Saved data entries:
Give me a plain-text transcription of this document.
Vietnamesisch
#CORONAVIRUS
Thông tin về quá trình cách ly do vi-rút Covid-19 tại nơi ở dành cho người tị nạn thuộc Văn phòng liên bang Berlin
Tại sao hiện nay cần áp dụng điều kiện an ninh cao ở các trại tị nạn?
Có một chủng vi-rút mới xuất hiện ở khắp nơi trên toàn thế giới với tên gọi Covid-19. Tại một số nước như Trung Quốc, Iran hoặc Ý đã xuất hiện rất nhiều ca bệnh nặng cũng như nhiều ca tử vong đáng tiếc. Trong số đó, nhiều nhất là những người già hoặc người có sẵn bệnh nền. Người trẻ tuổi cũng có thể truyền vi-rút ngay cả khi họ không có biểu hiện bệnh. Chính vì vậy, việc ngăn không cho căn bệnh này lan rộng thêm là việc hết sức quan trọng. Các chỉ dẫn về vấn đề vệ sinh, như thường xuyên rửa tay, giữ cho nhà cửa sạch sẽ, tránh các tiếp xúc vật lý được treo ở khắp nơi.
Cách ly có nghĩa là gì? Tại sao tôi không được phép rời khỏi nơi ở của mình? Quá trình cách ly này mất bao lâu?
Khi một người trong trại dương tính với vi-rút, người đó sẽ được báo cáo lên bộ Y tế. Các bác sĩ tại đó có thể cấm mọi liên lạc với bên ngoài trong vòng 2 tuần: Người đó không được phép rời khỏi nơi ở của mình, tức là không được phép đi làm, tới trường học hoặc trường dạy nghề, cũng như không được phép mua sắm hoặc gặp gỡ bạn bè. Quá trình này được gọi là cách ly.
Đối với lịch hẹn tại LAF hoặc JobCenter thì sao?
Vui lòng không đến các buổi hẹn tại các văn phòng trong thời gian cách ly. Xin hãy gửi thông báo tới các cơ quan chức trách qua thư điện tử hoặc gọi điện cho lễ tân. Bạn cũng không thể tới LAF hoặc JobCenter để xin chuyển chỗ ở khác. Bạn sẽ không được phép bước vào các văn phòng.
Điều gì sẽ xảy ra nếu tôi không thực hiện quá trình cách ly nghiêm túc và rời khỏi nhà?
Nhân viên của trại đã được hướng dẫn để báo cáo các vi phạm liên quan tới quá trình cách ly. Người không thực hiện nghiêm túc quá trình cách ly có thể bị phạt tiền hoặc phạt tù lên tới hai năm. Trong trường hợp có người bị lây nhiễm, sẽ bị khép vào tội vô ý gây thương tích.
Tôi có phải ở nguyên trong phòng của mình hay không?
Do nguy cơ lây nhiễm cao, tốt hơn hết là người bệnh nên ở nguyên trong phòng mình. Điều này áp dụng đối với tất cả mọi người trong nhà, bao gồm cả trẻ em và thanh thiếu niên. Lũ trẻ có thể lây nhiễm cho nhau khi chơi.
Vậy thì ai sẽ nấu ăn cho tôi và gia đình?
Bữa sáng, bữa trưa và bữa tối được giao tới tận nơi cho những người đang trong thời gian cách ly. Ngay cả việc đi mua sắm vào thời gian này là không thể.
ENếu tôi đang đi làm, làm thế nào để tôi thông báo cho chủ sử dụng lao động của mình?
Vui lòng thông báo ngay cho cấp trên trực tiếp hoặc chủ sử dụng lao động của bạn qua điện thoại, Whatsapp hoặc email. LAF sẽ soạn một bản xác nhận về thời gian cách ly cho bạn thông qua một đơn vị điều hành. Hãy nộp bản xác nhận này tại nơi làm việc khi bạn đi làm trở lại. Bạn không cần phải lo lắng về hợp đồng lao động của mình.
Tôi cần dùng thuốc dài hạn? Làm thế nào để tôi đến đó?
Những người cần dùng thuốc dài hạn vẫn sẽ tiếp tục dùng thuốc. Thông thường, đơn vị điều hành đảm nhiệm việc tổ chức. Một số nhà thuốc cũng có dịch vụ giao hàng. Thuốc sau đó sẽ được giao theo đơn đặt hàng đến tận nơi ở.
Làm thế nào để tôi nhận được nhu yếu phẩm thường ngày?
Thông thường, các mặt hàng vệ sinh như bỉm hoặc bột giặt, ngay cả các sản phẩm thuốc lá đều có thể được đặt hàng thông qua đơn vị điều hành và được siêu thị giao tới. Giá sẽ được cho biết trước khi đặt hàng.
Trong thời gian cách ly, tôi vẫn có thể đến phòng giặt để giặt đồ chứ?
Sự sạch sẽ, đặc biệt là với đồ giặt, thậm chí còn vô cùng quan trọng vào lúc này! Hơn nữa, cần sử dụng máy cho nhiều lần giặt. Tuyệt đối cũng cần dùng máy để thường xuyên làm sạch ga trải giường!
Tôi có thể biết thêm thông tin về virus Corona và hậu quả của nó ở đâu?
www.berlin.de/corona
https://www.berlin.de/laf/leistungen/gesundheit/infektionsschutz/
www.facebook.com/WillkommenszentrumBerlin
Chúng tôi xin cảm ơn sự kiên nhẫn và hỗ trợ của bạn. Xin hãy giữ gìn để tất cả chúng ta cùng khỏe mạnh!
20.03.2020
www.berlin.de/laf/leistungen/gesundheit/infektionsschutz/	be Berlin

Your goal: What is needed is a count of the lines in the data that contain the word "hàng"; please give it and no other words.

Response area: 2